Challenge:
Write out the data below in full. Keep it exact.

Exercise inputs:
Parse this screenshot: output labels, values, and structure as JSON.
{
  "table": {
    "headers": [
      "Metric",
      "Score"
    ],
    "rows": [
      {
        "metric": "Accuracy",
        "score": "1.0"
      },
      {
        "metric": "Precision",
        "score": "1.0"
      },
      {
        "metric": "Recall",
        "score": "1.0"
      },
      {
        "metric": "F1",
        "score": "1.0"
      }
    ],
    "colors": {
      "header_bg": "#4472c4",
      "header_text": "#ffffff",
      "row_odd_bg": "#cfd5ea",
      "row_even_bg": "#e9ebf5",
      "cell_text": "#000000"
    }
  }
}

Correct response:
Parse this screenshot: output labels, values, and structure as JSON.
{
  "table": {
    "headers": [
      "Metric",
      "Score"
    ],
    "rows": [
      {
        "metric": "Accuracy",
        "score": "1.0"
      },
      {
        "metric": "Precision",
        "score": "1.0"
      },
      {
        "metric": "Recall",
        "score": "1.0"
      },
      {
        "metric": "F1",
        "score": "1.0"
      }
    ],
    "colors": {
      "header_bg": "#4472c4",
      "header_text": "#ffffff",
      "row_odd_bg": "#cfd5ea",
      "row_even_bg": "#e9ebf5",
      "cell_text": "#000000"
    }
  }
}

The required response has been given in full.